Start DATASET RECORDS
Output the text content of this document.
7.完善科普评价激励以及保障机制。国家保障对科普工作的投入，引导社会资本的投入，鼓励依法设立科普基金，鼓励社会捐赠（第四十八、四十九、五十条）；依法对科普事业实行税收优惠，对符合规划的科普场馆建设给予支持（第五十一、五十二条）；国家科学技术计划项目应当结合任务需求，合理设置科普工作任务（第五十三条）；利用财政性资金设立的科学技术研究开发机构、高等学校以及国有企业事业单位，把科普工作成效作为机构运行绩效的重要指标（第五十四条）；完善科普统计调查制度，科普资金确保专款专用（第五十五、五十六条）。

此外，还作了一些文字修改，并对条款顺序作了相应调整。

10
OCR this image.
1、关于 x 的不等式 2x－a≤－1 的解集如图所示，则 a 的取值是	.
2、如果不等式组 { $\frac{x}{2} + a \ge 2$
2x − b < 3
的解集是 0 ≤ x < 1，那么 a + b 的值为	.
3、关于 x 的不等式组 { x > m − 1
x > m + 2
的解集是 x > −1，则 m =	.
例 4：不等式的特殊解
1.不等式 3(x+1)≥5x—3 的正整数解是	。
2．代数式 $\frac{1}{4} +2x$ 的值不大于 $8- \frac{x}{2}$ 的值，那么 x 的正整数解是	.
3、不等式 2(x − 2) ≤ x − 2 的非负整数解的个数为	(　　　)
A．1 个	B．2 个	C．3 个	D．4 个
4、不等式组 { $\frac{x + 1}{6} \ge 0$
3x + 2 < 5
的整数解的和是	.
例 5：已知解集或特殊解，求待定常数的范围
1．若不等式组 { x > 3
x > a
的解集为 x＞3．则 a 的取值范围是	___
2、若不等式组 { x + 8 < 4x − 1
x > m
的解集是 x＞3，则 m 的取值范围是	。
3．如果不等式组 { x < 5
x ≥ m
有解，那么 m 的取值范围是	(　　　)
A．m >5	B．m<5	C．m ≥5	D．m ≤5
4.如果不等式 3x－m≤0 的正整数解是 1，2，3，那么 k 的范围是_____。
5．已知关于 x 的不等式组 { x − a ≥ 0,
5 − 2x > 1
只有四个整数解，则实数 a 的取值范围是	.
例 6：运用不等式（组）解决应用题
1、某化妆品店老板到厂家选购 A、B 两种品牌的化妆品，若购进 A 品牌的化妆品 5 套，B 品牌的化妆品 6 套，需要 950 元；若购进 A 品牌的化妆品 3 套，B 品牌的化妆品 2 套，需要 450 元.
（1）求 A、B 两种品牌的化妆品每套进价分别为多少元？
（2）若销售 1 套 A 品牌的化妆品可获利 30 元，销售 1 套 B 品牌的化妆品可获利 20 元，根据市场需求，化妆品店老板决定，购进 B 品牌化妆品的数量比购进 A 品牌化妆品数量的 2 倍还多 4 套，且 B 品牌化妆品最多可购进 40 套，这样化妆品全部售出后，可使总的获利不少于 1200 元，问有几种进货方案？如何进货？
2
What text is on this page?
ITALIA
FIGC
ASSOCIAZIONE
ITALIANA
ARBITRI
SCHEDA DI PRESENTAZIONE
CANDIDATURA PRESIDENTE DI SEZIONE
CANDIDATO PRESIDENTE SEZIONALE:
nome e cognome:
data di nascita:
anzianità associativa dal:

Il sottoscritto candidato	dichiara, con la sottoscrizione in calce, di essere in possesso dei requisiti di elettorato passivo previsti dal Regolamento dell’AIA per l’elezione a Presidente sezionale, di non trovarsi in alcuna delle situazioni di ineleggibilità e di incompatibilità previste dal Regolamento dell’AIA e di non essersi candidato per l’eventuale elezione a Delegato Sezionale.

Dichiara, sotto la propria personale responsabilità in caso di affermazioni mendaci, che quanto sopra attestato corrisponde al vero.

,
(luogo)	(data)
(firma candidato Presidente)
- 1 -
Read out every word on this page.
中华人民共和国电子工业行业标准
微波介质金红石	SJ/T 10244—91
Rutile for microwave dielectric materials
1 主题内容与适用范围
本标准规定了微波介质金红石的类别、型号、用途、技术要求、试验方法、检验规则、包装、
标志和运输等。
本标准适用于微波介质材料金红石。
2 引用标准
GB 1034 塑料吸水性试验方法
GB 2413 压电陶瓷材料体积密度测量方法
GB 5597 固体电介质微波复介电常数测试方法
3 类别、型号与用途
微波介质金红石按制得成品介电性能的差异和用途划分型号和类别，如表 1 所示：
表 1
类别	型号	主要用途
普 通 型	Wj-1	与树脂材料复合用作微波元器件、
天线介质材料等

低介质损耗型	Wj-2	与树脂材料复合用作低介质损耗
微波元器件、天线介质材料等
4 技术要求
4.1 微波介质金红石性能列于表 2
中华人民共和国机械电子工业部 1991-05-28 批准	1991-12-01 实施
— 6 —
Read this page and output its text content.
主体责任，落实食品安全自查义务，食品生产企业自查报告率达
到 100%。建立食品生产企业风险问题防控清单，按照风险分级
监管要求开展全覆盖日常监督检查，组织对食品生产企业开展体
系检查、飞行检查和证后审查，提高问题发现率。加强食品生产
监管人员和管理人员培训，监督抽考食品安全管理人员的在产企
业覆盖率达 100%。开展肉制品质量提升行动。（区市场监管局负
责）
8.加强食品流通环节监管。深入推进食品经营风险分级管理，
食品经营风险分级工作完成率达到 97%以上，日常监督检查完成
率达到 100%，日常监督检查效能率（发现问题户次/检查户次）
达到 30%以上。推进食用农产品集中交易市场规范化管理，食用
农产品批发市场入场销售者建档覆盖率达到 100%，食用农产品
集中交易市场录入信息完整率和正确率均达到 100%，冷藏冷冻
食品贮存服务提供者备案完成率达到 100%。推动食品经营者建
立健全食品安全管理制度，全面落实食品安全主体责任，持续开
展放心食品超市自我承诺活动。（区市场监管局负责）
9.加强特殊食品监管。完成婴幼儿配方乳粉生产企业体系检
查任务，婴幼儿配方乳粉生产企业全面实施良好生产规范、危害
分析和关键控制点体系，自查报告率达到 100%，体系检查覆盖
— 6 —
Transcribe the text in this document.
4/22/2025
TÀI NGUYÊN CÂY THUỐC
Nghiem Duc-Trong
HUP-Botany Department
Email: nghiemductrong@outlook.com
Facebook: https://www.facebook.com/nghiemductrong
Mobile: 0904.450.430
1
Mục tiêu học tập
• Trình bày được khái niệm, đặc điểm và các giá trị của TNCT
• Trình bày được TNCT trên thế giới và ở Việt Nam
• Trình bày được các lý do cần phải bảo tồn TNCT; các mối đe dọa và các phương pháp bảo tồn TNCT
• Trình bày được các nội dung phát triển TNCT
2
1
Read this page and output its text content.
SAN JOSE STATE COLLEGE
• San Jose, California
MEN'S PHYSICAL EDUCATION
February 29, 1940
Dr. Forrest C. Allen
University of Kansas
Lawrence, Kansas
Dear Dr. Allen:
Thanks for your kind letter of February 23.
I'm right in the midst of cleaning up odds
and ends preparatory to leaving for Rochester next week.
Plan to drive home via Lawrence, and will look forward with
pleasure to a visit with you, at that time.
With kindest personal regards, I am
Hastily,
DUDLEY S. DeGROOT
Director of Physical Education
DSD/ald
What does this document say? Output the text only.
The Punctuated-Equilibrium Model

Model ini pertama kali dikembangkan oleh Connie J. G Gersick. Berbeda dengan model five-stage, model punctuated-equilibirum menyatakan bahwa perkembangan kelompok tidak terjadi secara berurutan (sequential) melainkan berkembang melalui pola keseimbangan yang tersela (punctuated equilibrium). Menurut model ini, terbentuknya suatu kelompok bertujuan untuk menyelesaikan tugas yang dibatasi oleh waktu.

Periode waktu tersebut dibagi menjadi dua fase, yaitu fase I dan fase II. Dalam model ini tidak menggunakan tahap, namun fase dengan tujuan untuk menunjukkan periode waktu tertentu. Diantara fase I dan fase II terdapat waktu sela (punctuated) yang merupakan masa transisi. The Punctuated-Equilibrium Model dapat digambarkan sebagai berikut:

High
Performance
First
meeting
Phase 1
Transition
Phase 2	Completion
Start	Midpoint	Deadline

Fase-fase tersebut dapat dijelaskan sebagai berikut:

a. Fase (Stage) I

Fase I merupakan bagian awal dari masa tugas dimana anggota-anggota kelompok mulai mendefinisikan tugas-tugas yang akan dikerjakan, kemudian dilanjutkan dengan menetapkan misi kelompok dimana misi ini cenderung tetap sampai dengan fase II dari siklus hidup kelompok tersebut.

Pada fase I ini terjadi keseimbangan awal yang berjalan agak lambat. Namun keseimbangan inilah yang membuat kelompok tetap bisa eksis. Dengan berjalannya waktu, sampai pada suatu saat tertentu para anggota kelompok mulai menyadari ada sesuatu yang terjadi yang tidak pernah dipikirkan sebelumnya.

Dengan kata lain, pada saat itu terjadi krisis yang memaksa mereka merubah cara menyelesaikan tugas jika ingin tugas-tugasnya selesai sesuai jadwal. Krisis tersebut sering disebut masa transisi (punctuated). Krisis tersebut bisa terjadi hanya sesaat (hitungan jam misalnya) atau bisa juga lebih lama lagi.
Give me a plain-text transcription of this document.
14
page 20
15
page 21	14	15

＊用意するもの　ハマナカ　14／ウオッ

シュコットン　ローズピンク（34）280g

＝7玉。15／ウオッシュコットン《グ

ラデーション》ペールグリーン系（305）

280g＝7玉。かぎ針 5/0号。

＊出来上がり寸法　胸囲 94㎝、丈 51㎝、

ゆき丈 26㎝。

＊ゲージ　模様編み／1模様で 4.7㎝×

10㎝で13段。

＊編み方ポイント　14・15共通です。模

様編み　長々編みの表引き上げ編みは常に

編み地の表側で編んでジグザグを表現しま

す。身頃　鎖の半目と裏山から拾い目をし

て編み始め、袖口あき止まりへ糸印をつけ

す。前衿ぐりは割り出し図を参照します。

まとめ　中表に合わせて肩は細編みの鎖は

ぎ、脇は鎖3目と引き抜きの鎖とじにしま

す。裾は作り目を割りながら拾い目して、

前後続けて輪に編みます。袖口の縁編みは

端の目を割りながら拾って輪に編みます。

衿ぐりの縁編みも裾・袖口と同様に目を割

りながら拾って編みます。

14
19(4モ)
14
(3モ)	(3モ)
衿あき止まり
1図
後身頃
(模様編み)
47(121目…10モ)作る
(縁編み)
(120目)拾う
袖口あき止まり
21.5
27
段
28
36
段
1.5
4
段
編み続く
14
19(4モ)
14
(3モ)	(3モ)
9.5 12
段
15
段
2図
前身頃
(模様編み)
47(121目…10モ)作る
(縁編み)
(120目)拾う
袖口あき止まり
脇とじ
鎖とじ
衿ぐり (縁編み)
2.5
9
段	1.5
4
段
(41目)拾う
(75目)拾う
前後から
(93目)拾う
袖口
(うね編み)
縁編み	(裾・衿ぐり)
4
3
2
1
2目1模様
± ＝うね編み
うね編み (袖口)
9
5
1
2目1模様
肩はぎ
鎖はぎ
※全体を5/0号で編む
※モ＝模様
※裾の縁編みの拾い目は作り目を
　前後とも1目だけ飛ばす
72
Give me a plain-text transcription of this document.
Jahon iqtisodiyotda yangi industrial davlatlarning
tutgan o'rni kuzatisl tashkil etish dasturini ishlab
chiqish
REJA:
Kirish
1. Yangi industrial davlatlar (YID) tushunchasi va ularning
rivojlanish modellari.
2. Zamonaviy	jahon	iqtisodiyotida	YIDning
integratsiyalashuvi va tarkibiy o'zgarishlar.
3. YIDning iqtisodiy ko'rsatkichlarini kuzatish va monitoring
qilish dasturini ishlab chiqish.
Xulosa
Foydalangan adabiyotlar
End DATASET RECORDS
#### [SHORT EXERCISE]
Only the count is needed: the number of lines in the data that include the word "What".

#### [CORRECT OUTPUT]
2